Tunisie
On achève bien les
révolutions aussi !
Mohamed Ridha Bouguerra
Lundi 9 avril 2012
Le souvenir de la célébration de la Fête
des martyrs, lundi 9 avril, en l’An II
de la Révolution, laissera à tous les
démocrates de ce pays un goût amer dans
la bouche et une forte impression de
désenchantement!
Par
Mohamed Ridha Bouguerra
Les coups de matraque et les bombes
lacrymogènes, qui ont accueilli les
manifestants en ce jour de recueillement
national, rappellent les plus tristes
souvenirs de l’ère de la dictature dont
nous avons cru avoir définitivement
tourné la page!
Photo
Fethi BelaId-Afp
La trahison
et le parjure
La sauvagerie avec laquelle a été
réprimée la manifestation de ce 9 avril
2012 est-elle logiquement concevable
après un certain 14 janvier? Au
spectacle désolant qu’offraient ce matin
l’avenue Habib Bourguiba noire de gaz et
les rues avoisinantes également
embrunies, la honte ne devrait-elle pas
faire rougir ceux qui ont posé leurs
fesses dans les fauteuils ministériels
après les élections du 23 octobre
dernier? Ne nous ont-ils pas tant juré
et promis, ces nouveaux hommes au
pouvoir, un changement radical grâce
auquel les Tunisiens allaient
définitivement accéder au digne statut
de citoyens égaux en droits et en
devoirs?

Données fournies —

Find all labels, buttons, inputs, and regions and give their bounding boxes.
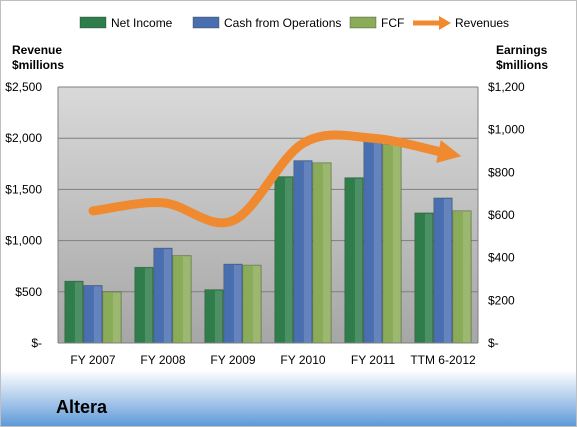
revenues-line [88,130,462,228]
bar-highlight [424,213,433,343]
bar-highlight [74,282,83,343]
axes-layer: $- $500 $1,000 $1,500 $2,000 $2,500 $- $200 $400… [5,80,525,367]
right-tick-label: $1,000 [488,123,525,137]
legend-swatch [79,16,107,29]
bar-highlight [443,198,452,343]
category-label: FY 2011 [351,353,396,367]
category-label: FY 2008 [140,353,185,367]
bar-highlight [354,178,363,343]
right-tick-label: $- [488,336,499,350]
left-axis-title-line1: Revenue [12,43,62,57]
legend-label: Cash from Operations [224,16,341,30]
bar-highlight [182,256,191,343]
right-axis-title-line1: Earnings [496,43,548,57]
right-tick-label: $1,200 [488,80,525,94]
right-tick-label: $200 [488,293,515,307]
left-tick-label: $500 [15,285,42,299]
company-name: Altera [56,397,108,417]
bar-highlight [322,163,331,343]
right-tick-label: $600 [488,208,515,222]
bar-highlight [233,265,242,343]
left-tick-label: $- [31,336,42,350]
bars-layer [64,137,472,344]
category-label: FY 2009 [210,353,255,367]
bar-highlight [112,292,121,343]
category-label: FY 2007 [70,353,115,367]
left-tick-label: $2,500 [5,80,42,94]
bar-highlight [303,161,312,343]
legend-layer: Net Income Cash from Operations FCF Revenue… [79,16,509,30]
line-layer [88,130,462,228]
category-label: FY 2010 [280,353,325,367]
bar-highlight [144,268,153,343]
right-axis-title-line2: $millions [496,58,548,72]
bar-highlight [93,286,102,343]
legend-swatch [192,16,220,29]
footer-band [1,370,576,426]
left-tick-label: $1,000 [5,234,42,248]
bar-highlight [373,139,382,343]
bar-highlight [392,145,401,343]
bar-highlight [462,211,471,343]
left-tick-label: $1,500 [5,182,42,196]
right-tick-label: $800 [488,165,515,179]
left-tick-label: $2,000 [5,131,42,145]
right-tick-label: $400 [488,251,515,265]
legend-label: Net Income [111,16,173,30]
left-axis-title-line2: $millions [12,58,64,72]
legend-label: FCF [381,16,404,30]
legend-swatch-arrow [439,16,451,30]
legend-label: Revenues [455,16,509,30]
bar-highlight [214,290,223,343]
bar-highlight [252,266,261,343]
category-label: TTM 6-2012 [410,353,476,367]
bar-highlight [163,249,172,343]
plot-area [58,87,478,343]
bar-highlight [284,177,293,343]
legend-swatch [349,16,377,29]
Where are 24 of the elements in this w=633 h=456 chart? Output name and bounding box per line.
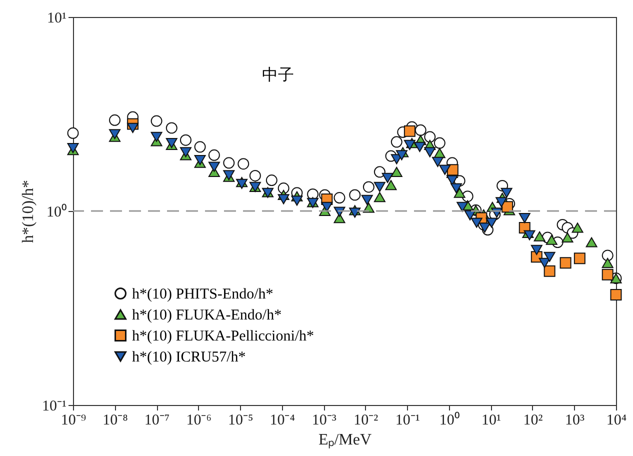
x-tick-label: 10⁻³	[312, 412, 337, 428]
x-tick-label: 10⁻⁴	[270, 412, 295, 428]
x-tick-label: 10¹	[481, 412, 501, 428]
y-axis-title: h*(10)/h*	[20, 180, 38, 244]
legend-label: h*(10) FLUKA-Endo/h*	[132, 308, 282, 324]
x-tick-label: 10⁻⁷	[144, 412, 170, 428]
x-tick-label: 10⁰	[439, 412, 460, 428]
x-tick-label: 10⁻⁸	[102, 412, 128, 428]
x-tick-label: 10⁴	[606, 412, 627, 428]
x-tick-label: 10⁻⁵	[228, 412, 254, 428]
x-tick-label: 10⁻²	[354, 412, 379, 428]
legend-label: h*(10) FLUKA-Pelliccioni/h*	[132, 328, 314, 344]
y-tick-label: 10¹	[47, 10, 66, 26]
x-tick-label: 10⁻⁹	[60, 412, 86, 428]
y-tick-label: 10⁻¹	[42, 398, 66, 414]
x-axis-title: Eₚ/MeV	[318, 432, 372, 448]
x-tick-label: 10⁻⁶	[186, 412, 212, 428]
x-tick-label: 10²	[523, 412, 544, 428]
y-tick-label: 10⁰	[46, 204, 66, 220]
legend-label: h*(10) ICRU57/h*	[132, 350, 246, 366]
x-tick-label: 10⁻¹	[395, 412, 420, 428]
legend-label: h*(10) PHITS-Endo/h*	[132, 286, 274, 302]
x-tick-label: 10³	[564, 412, 585, 428]
annotation: 中子	[262, 65, 294, 84]
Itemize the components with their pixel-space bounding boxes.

Détails du problème —
Reproduisez en entier, mot pour mot, le texte sur la manifestation du 9 avril 2012 en Tunisie.

Travail terminé —
Tunisie
On achève bien les
révolutions aussi !
Mohamed Ridha Bouguerra
Lundi 9 avril 2012
Le souvenir de la célébration de la Fête
des martyrs, lundi 9 avril, en l’An II
de la Révolution, laissera à tous les
démocrates de ce pays un goût amer dans
la bouche et une forte impression de
désenchantement!
Par
Mohamed Ridha Bouguerra
Les coups de matraque et les bombes
lacrymogènes, qui ont accueilli les
manifestants en ce jour de recueillement
national, rappellent les plus tristes
souvenirs de l’ère de la dictature dont
nous avons cru avoir définitivement
tourné la page!
Photo
Fethi BelaId-Afp
La trahison
et le parjure
La sauvagerie avec laquelle a été
réprimée la manifestation de ce 9 avril
2012 est-elle logiquement concevable
après un certain 14 janvier? Au
spectacle désolant qu’offraient ce matin
l’avenue Habib Bourguiba noire de gaz et
les rues avoisinantes également
embrunies, la honte ne devrait-elle pas
faire rougir ceux qui ont posé leurs
fesses dans les fauteuils ministériels
après les élections du 23 octobre
dernier? Ne nous ont-ils pas tant juré
et promis, ces nouveaux hommes au
pouvoir, un changement radical grâce
auquel les Tunisiens allaient
définitivement accéder au digne statut
de citoyens égaux en droits et en
devoirs?